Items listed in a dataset
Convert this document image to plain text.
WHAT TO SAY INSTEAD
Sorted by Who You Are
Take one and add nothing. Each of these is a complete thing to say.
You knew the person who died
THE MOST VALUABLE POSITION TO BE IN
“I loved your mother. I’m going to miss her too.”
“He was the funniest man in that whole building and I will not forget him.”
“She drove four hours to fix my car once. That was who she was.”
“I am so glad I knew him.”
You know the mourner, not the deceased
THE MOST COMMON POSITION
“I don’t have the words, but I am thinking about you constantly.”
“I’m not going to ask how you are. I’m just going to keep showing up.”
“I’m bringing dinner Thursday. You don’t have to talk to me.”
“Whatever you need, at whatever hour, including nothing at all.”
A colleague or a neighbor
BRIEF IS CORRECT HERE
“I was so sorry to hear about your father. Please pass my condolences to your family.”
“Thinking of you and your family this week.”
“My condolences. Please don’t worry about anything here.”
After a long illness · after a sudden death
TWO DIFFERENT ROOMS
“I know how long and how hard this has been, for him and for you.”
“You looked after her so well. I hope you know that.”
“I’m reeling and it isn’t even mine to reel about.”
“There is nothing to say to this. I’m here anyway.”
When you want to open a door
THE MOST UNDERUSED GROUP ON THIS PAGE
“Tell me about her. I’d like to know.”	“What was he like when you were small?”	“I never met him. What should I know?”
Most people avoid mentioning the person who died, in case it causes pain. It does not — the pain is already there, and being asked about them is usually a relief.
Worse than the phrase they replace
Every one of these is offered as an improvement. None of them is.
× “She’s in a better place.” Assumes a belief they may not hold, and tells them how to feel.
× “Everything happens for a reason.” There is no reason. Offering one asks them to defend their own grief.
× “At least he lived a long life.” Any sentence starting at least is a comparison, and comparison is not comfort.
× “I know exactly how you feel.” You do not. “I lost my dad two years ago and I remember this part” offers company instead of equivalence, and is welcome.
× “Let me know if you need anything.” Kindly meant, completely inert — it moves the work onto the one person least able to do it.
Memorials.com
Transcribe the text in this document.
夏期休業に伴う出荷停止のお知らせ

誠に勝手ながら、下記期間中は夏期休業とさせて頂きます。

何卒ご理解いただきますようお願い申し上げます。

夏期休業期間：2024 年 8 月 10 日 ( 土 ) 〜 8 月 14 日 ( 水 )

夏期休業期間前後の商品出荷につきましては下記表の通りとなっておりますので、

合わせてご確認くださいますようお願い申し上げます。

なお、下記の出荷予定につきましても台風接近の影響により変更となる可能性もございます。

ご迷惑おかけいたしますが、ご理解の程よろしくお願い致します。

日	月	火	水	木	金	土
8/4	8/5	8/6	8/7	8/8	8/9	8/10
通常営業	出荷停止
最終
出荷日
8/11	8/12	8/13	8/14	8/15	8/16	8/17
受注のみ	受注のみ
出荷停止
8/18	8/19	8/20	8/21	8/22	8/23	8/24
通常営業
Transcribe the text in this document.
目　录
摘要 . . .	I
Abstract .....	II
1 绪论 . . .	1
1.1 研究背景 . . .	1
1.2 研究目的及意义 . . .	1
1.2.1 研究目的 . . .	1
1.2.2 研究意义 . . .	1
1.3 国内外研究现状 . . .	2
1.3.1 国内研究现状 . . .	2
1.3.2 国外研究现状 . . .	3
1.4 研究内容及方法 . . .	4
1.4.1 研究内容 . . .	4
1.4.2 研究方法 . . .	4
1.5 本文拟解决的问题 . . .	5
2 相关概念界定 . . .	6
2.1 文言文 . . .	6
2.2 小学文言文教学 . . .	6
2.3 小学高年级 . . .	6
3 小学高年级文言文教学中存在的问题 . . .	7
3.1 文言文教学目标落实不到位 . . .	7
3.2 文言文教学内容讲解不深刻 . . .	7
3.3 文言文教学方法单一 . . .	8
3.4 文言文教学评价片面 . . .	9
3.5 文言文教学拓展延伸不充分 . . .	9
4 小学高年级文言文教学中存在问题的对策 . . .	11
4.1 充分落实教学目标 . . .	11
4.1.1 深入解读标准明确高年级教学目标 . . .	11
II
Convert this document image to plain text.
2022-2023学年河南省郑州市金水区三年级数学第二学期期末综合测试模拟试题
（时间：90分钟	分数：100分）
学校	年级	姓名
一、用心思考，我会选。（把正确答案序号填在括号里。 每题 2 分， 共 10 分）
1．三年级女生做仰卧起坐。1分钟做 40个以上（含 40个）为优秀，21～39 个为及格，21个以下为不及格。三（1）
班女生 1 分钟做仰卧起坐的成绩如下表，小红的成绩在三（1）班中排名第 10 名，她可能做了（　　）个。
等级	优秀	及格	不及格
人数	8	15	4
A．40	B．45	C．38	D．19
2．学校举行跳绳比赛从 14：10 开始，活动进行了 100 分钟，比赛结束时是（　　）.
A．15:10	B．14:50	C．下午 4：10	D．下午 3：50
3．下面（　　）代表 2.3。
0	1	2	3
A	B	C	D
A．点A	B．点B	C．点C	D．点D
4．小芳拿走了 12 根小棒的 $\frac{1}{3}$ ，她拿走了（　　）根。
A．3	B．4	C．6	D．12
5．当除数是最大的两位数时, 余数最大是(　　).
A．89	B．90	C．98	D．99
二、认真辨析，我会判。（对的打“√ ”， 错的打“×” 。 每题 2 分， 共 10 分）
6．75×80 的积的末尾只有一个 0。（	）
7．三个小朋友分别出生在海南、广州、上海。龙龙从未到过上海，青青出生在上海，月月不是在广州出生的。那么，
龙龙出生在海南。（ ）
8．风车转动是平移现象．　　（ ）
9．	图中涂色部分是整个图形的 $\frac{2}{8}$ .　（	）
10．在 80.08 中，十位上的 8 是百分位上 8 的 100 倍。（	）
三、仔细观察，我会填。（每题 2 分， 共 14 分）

#### Work instructions:
Give only the number of lines in the material above that hold the word "died".

#### Exercise solution:
2